[begin LISTING]
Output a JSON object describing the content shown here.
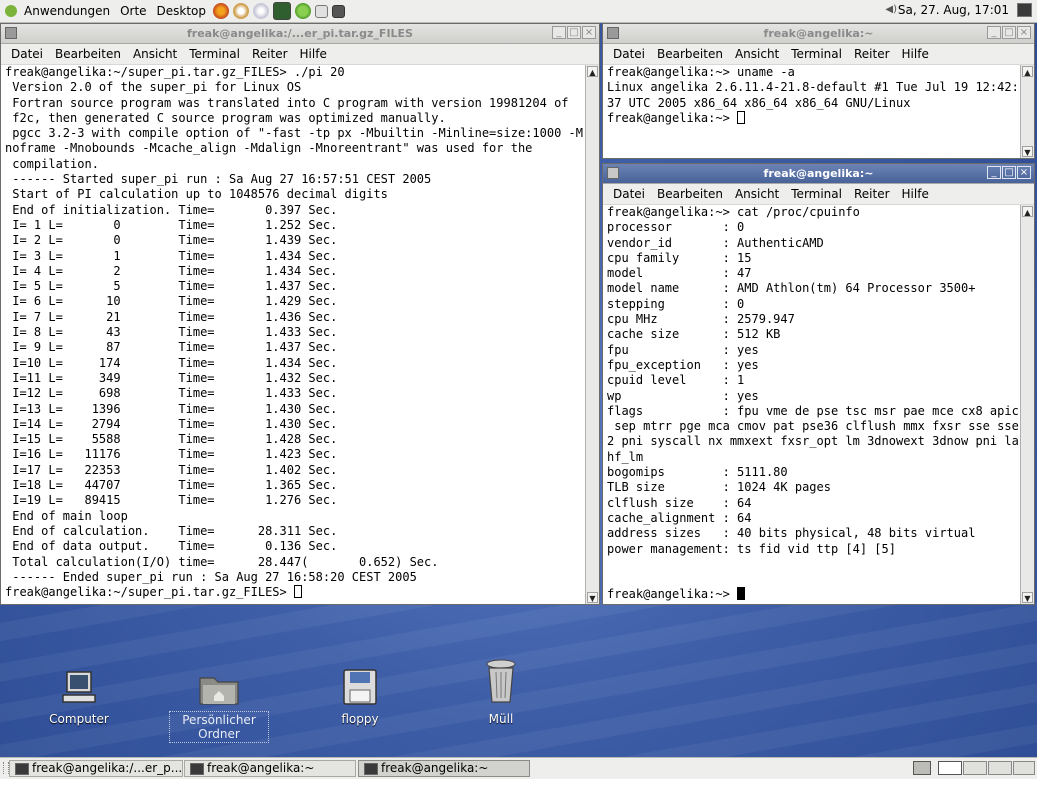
{
  "top_panel": {
    "menus": [
      "Anwendungen",
      "Orte",
      "Desktop"
    ],
    "clock": "Sa, 27. Aug, 17:01"
  },
  "windows": {
    "left": {
      "title": "freak@angelika:/...er_pi.tar.gz_FILES",
      "menu": [
        "Datei",
        "Bearbeiten",
        "Ansicht",
        "Terminal",
        "Reiter",
        "Hilfe"
      ],
      "lines": [
        "freak@angelika:~/super_pi.tar.gz_FILES> ./pi 20",
        " Version 2.0 of the super_pi for Linux OS",
        " Fortran source program was translated into C program with version 19981204 of",
        " f2c, then generated C source program was optimized manually.",
        " pgcc 3.2-3 with compile option of \"-fast -tp px -Mbuiltin -Minline=size:1000 -M",
        "noframe -Mnobounds -Mcache_align -Mdalign -Mnoreentrant\" was used for the",
        " compilation.",
        " ------ Started super_pi run : Sa Aug 27 16:57:51 CEST 2005",
        " Start of PI calculation up to 1048576 decimal digits",
        " End of initialization. Time=       0.397 Sec.",
        " I= 1 L=       0        Time=       1.252 Sec.",
        " I= 2 L=       0        Time=       1.439 Sec.",
        " I= 3 L=       1        Time=       1.434 Sec.",
        " I= 4 L=       2        Time=       1.434 Sec.",
        " I= 5 L=       5        Time=       1.437 Sec.",
        " I= 6 L=      10        Time=       1.429 Sec.",
        " I= 7 L=      21        Time=       1.436 Sec.",
        " I= 8 L=      43        Time=       1.433 Sec.",
        " I= 9 L=      87        Time=       1.437 Sec.",
        " I=10 L=     174        Time=       1.434 Sec.",
        " I=11 L=     349        Time=       1.432 Sec.",
        " I=12 L=     698        Time=       1.433 Sec.",
        " I=13 L=    1396        Time=       1.430 Sec.",
        " I=14 L=    2794        Time=       1.430 Sec.",
        " I=15 L=    5588        Time=       1.428 Sec.",
        " I=16 L=   11176        Time=       1.423 Sec.",
        " I=17 L=   22353        Time=       1.402 Sec.",
        " I=18 L=   44707        Time=       1.365 Sec.",
        " I=19 L=   89415        Time=       1.276 Sec.",
        " End of main loop",
        " End of calculation.    Time=      28.311 Sec.",
        " End of data output.    Time=       0.136 Sec.",
        " Total calculation(I/O) time=      28.447(       0.652) Sec.",
        " ------ Ended super_pi run : Sa Aug 27 16:58:20 CEST 2005"
      ],
      "prompt": "freak@angelika:~/super_pi.tar.gz_FILES> "
    },
    "top_right": {
      "title": "freak@angelika:~",
      "menu": [
        "Datei",
        "Bearbeiten",
        "Ansicht",
        "Terminal",
        "Reiter",
        "Hilfe"
      ],
      "lines": [
        "freak@angelika:~> uname -a",
        "Linux angelika 2.6.11.4-21.8-default #1 Tue Jul 19 12:42:",
        "37 UTC 2005 x86_64 x86_64 x86_64 GNU/Linux"
      ],
      "prompt": "freak@angelika:~> "
    },
    "bottom_right": {
      "title": "freak@angelika:~",
      "menu": [
        "Datei",
        "Bearbeiten",
        "Ansicht",
        "Terminal",
        "Reiter",
        "Hilfe"
      ],
      "lines": [
        "freak@angelika:~> cat /proc/cpuinfo",
        "processor       : 0",
        "vendor_id       : AuthenticAMD",
        "cpu family      : 15",
        "model           : 47",
        "model name      : AMD Athlon(tm) 64 Processor 3500+",
        "stepping        : 0",
        "cpu MHz         : 2579.947",
        "cache size      : 512 KB",
        "fpu             : yes",
        "fpu_exception   : yes",
        "cpuid level     : 1",
        "wp              : yes",
        "flags           : fpu vme de pse tsc msr pae mce cx8 apic",
        " sep mtrr pge mca cmov pat pse36 clflush mmx fxsr sse sse",
        "2 pni syscall nx mmxext fxsr_opt lm 3dnowext 3dnow pni la",
        "hf_lm",
        "bogomips        : 5111.80",
        "TLB size        : 1024 4K pages",
        "clflush size    : 64",
        "cache_alignment : 64",
        "address sizes   : 40 bits physical, 48 bits virtual",
        "power management: ts fid vid ttp [4] [5]",
        "",
        ""
      ],
      "prompt": "freak@angelika:~> "
    }
  },
  "desktop_icons": [
    {
      "label": "Computer"
    },
    {
      "label": "Persönlicher Ordner"
    },
    {
      "label": "floppy"
    },
    {
      "label": "Müll"
    }
  ],
  "taskbar": [
    {
      "label": "freak@angelika:/...er_p..."
    },
    {
      "label": "freak@angelika:~"
    },
    {
      "label": "freak@angelika:~"
    }
  ]
}
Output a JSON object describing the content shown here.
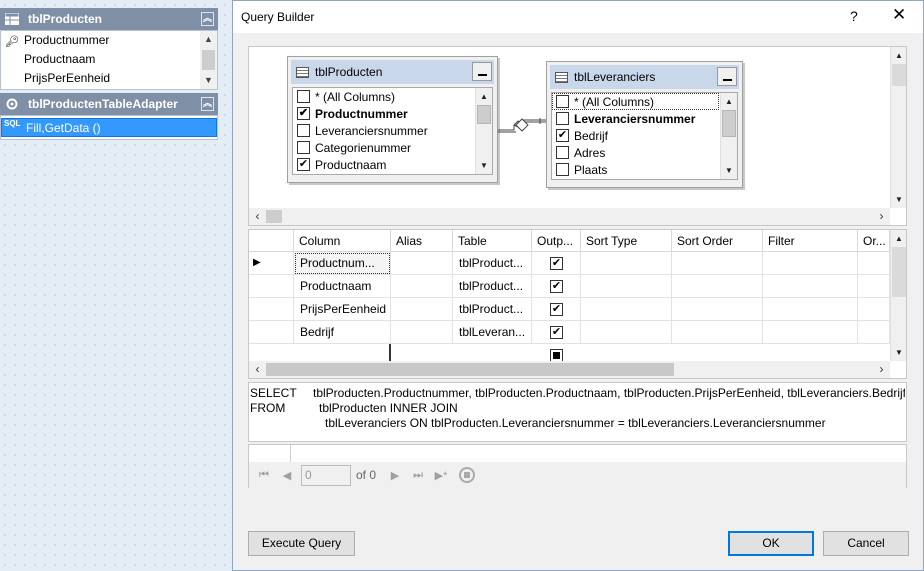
{
  "designer": {
    "table": {
      "title": "tblProducten",
      "collapse_icon": "double-chevron-up-icon",
      "rows": [
        "Productnummer",
        "Productnaam",
        "PrijsPerEenheid"
      ]
    },
    "adapter": {
      "title": "tblProductenTableAdapter",
      "collapse_icon": "double-chevron-up-icon",
      "method_icon_text": "SQL",
      "method": "Fill,GetData ()"
    }
  },
  "dialog": {
    "title": "Query Builder",
    "help": "?",
    "close": "✕"
  },
  "diagram": {
    "tables": [
      {
        "title": "tblProducten",
        "columns": [
          {
            "label": "* (All Columns)",
            "checked": false,
            "bold": false
          },
          {
            "label": "Productnummer",
            "checked": true,
            "bold": true
          },
          {
            "label": "Leveranciersnummer",
            "checked": false,
            "bold": false
          },
          {
            "label": "Categorienummer",
            "checked": false,
            "bold": false
          },
          {
            "label": "Productnaam",
            "checked": true,
            "bold": false
          }
        ]
      },
      {
        "title": "tblLeveranciers",
        "columns": [
          {
            "label": "* (All Columns)",
            "checked": false,
            "bold": false
          },
          {
            "label": "Leveranciersnummer",
            "checked": false,
            "bold": true
          },
          {
            "label": "Bedrijf",
            "checked": true,
            "bold": false
          },
          {
            "label": "Adres",
            "checked": false,
            "bold": false
          },
          {
            "label": "Plaats",
            "checked": false,
            "bold": false
          }
        ]
      }
    ]
  },
  "grid": {
    "headers": [
      "Column",
      "Alias",
      "Table",
      "Outp...",
      "Sort Type",
      "Sort Order",
      "Filter",
      "Or..."
    ],
    "rows": [
      {
        "column": "Productnum...",
        "alias": "",
        "table": "tblProduct...",
        "output": true
      },
      {
        "column": "Productnaam",
        "alias": "",
        "table": "tblProduct...",
        "output": true
      },
      {
        "column": "PrijsPerEenheid",
        "alias": "",
        "table": "tblProduct...",
        "output": true
      },
      {
        "column": "Bedrijf",
        "alias": "",
        "table": "tblLeveran...",
        "output": true
      }
    ]
  },
  "sql": {
    "kw_select": "SELECT",
    "select_list": "tblProducten.Productnummer, tblProducten.Productnaam, tblProducten.PrijsPerEenheid, tblLeveranciers.Bedrijf",
    "kw_from": "FROM",
    "from_line1": "tblProducten INNER JOIN",
    "from_line2": "tblLeveranciers ON tblProducten.Leveranciersnummer = tblLeveranciers.Leveranciersnummer"
  },
  "results": {
    "position": "0",
    "of_label": "of 0"
  },
  "buttons": {
    "execute": "Execute Query",
    "ok": "OK",
    "cancel": "Cancel"
  }
}
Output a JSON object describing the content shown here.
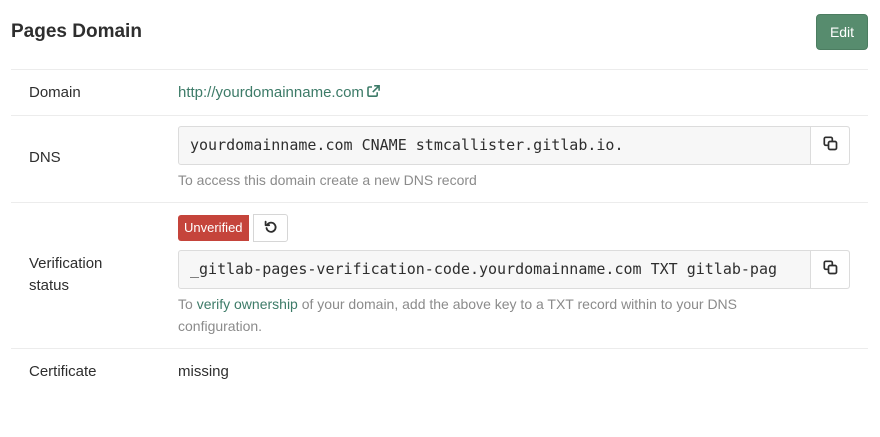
{
  "header": {
    "title": "Pages Domain",
    "edit_label": "Edit"
  },
  "rows": {
    "domain": {
      "label": "Domain",
      "url": "http://yourdomainname.com",
      "icon": "external-link-icon"
    },
    "dns": {
      "label": "DNS",
      "record": "yourdomainname.com CNAME stmcallister.gitlab.io.",
      "help": "To access this domain create a new DNS record",
      "copy_icon": "copy-icon"
    },
    "verification": {
      "label_line1": "Verification",
      "label_line2": "status",
      "badge": "Unverified",
      "retry_icon": "retry-icon",
      "record": "_gitlab-pages-verification-code.yourdomainname.com TXT gitlab-pag",
      "help_prefix": "To ",
      "help_link": "verify ownership",
      "help_line1_rest": " of your domain, add the above key to a TXT record within to your DNS",
      "help_line2": "configuration.",
      "copy_icon": "copy-icon"
    },
    "certificate": {
      "label": "Certificate",
      "value": "missing"
    }
  },
  "colors": {
    "primary_button": "#578c6e",
    "link": "#3d7b68",
    "badge_danger": "#c5443b",
    "muted_text": "#8b8b8b"
  }
}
[end LISTING]
_BRIEF_
Locate all lines that include the word "model" and copy them out.

_FULL RESPONSE_
        "model           : 47",
        "model name      : AMD Athlon(tm) 64 Processor 3500+",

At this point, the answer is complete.